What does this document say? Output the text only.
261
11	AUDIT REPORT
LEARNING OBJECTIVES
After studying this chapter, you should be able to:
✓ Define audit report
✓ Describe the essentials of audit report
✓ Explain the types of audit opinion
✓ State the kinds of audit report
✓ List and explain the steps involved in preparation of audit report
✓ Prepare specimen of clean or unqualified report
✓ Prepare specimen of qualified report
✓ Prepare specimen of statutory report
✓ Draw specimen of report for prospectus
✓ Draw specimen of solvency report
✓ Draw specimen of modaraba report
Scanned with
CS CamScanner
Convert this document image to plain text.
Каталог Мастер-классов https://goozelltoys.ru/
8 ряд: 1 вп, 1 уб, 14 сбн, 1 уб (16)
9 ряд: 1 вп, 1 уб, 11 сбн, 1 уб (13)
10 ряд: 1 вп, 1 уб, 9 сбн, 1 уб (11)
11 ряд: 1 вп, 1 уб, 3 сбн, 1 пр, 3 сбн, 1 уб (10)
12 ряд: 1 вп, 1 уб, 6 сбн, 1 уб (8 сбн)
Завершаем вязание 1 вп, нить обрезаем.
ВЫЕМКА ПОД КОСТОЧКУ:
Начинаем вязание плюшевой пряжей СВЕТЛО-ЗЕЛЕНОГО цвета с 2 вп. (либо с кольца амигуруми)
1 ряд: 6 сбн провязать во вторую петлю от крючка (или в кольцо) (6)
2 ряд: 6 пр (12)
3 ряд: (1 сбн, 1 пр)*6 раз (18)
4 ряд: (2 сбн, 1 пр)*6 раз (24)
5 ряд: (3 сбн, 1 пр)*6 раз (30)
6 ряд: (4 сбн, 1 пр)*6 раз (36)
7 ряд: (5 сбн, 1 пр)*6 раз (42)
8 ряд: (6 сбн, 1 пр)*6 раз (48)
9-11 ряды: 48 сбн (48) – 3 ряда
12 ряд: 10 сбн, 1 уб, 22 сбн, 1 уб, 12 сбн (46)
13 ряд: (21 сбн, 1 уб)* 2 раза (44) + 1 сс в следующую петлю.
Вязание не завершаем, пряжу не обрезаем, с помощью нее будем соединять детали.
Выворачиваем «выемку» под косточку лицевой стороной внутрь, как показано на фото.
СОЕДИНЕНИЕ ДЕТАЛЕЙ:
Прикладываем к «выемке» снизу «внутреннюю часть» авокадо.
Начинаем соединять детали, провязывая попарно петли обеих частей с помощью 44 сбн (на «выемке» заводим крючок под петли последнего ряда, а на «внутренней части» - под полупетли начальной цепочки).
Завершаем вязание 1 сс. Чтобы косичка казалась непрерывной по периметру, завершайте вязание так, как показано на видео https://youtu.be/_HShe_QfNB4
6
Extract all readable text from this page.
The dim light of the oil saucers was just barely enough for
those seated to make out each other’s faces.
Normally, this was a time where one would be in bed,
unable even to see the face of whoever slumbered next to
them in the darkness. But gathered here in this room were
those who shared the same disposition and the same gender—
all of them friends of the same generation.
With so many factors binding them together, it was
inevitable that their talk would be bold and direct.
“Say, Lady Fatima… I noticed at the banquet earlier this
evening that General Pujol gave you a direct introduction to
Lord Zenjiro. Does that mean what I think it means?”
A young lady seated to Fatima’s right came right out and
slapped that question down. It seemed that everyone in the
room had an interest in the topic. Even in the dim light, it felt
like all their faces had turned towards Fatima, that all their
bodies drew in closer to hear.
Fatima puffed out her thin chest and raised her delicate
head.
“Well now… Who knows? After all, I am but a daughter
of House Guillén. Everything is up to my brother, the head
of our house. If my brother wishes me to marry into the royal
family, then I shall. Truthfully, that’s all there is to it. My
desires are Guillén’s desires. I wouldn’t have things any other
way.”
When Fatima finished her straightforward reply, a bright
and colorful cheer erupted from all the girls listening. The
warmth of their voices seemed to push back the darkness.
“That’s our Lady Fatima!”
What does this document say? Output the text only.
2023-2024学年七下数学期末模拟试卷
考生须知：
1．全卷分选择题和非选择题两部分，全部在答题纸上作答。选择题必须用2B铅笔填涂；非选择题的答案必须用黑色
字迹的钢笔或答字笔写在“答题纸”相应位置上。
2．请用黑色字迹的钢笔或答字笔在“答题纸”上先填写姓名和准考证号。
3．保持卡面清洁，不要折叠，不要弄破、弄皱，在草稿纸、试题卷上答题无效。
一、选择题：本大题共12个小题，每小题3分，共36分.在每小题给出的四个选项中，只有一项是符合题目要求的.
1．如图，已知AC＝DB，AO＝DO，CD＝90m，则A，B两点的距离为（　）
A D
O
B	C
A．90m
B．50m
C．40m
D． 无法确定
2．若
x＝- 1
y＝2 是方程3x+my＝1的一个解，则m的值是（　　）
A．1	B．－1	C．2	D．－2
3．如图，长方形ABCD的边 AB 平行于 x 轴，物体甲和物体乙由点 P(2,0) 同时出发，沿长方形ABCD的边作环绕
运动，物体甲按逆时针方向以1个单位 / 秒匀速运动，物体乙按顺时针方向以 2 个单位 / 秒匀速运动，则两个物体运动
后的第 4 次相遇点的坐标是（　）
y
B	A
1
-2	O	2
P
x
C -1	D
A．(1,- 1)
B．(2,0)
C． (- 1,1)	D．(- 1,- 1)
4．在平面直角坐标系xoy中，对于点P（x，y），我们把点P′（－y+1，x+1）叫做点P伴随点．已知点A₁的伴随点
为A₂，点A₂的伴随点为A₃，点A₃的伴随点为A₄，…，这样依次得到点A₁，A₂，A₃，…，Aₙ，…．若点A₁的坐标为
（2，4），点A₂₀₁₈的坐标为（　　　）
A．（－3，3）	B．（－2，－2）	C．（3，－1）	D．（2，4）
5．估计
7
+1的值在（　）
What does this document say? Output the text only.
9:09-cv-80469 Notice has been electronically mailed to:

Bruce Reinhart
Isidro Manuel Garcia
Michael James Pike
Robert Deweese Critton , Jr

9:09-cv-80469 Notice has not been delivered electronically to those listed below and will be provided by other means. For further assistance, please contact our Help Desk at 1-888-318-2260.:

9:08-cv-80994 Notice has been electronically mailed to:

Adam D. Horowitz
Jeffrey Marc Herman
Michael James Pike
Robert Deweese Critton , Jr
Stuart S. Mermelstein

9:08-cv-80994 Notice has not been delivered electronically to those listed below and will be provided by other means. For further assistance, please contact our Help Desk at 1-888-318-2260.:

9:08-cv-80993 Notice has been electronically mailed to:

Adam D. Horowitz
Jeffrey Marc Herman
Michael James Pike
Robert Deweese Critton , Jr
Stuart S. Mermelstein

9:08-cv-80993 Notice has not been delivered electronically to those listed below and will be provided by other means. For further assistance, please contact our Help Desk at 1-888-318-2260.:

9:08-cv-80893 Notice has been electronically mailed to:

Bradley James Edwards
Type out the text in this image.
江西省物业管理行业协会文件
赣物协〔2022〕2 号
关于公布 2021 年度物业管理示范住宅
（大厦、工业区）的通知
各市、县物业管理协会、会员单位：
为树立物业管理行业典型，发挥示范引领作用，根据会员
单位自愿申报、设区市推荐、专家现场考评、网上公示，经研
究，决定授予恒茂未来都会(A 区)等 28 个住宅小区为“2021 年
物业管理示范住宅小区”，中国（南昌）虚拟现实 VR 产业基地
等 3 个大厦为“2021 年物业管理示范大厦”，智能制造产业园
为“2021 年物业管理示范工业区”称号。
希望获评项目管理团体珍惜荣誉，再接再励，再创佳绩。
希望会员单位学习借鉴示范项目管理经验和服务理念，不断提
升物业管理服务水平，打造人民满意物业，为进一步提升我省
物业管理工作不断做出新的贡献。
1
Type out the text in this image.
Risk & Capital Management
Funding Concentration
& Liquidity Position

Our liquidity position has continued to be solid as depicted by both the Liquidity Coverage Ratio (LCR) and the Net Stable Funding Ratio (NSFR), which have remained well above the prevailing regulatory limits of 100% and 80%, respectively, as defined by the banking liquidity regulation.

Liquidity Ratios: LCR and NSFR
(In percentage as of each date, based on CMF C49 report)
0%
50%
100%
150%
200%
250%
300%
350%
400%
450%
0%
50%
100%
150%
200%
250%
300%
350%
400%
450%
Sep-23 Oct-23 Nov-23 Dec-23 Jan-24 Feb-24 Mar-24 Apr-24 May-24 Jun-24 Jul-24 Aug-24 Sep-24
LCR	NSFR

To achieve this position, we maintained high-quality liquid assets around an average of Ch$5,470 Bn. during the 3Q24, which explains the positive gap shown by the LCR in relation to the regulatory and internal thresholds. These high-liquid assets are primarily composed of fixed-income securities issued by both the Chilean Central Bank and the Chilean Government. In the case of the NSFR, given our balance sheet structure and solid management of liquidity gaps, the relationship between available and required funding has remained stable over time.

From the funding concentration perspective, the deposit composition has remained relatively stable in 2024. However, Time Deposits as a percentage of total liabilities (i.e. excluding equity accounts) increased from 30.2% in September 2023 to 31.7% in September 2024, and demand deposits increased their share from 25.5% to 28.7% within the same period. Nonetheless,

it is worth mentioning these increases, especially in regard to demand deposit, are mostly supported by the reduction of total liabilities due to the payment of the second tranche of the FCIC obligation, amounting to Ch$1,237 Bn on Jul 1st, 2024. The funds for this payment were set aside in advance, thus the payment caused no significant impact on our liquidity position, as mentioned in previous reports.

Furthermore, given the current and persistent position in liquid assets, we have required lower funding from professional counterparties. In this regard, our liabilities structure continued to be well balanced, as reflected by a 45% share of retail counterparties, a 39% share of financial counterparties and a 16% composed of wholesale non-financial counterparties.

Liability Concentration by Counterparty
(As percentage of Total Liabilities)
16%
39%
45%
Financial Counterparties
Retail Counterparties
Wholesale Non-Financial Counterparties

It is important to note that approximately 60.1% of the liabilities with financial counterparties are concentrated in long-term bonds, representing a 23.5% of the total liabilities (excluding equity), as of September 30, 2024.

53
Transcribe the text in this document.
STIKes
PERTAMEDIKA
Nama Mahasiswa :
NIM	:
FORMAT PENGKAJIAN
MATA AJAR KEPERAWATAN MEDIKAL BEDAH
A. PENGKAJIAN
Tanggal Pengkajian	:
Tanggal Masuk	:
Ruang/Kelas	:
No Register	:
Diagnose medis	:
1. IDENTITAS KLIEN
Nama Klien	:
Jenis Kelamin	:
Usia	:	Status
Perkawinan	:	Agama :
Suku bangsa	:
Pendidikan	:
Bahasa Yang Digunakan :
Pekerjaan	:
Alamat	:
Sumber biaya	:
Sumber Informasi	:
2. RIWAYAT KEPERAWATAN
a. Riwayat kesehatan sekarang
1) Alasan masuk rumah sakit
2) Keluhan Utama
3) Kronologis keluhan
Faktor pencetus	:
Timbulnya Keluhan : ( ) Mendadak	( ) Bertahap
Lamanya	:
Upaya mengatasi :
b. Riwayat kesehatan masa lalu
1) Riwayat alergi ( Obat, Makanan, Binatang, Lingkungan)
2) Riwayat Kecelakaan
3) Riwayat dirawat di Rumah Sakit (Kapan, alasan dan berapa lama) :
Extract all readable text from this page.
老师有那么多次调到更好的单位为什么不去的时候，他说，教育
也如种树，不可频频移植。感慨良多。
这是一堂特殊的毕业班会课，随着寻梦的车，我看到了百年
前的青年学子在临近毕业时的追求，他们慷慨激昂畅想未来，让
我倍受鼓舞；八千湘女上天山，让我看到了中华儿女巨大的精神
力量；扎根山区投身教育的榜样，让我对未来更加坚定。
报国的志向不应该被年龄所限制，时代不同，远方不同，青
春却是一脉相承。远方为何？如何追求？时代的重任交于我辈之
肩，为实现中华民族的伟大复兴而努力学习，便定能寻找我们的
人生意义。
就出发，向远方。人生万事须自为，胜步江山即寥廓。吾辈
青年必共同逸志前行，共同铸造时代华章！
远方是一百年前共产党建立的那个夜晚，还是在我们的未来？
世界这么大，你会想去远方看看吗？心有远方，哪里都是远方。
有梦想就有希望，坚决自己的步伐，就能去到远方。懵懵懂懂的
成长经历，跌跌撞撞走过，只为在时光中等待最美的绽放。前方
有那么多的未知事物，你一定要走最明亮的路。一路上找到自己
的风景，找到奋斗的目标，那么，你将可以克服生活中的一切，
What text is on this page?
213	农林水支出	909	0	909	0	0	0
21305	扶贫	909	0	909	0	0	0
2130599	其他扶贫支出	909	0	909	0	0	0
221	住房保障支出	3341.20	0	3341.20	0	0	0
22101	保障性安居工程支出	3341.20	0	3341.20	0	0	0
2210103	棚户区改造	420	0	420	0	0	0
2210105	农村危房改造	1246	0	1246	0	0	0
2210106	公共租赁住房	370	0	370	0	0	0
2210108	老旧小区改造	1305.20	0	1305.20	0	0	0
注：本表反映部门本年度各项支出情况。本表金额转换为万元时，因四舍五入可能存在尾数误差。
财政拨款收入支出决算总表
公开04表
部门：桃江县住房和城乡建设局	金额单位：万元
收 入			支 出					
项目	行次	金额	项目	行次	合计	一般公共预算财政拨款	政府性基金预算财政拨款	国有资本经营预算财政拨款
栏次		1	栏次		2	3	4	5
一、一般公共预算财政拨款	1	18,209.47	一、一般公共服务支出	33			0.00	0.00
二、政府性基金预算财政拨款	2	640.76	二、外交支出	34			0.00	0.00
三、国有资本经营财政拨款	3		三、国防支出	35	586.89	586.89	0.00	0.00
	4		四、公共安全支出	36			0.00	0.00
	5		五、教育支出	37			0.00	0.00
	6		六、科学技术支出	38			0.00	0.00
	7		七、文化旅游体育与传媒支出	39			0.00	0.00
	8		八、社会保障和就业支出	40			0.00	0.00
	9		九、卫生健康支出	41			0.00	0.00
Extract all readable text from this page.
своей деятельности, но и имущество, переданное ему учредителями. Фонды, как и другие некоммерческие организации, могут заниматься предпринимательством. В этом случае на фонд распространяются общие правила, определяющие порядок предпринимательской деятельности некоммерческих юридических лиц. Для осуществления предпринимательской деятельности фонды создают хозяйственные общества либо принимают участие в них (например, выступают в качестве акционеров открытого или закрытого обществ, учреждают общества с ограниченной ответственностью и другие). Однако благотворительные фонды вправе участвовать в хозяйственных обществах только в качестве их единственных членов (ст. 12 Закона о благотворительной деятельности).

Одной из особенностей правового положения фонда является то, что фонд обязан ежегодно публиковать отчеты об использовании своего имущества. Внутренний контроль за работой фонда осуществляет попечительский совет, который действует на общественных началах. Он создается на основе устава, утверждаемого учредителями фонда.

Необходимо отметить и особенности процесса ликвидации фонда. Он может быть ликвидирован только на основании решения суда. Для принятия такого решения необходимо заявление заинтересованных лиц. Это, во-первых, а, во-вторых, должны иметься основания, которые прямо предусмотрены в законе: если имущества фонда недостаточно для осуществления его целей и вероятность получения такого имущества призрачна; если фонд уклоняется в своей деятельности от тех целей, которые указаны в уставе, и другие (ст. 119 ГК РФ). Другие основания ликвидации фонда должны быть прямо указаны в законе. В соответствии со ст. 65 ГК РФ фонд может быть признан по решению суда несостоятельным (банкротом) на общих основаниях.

━━━━━━━━━━━━━━━━━━━━

### Objective
Identify all lines in the records above with the word "please".

### Response for this exercise
9:09-cv-80469 Notice has not been delivered electronically to those listed below and will be provided by other means. For further assistance, please contact our Help Desk at 1-888-318-2260.:
9:08-cv-80994 Notice has not been delivered electronically to those listed below and will be provided by other means. For further assistance, please contact our Help Desk at 1-888-318-2260.:
9:08-cv-80993 Notice has not been delivered electronically to those listed below and will be provided by other means. For further assistance, please contact our Help Desk at 1-888-318-2260.:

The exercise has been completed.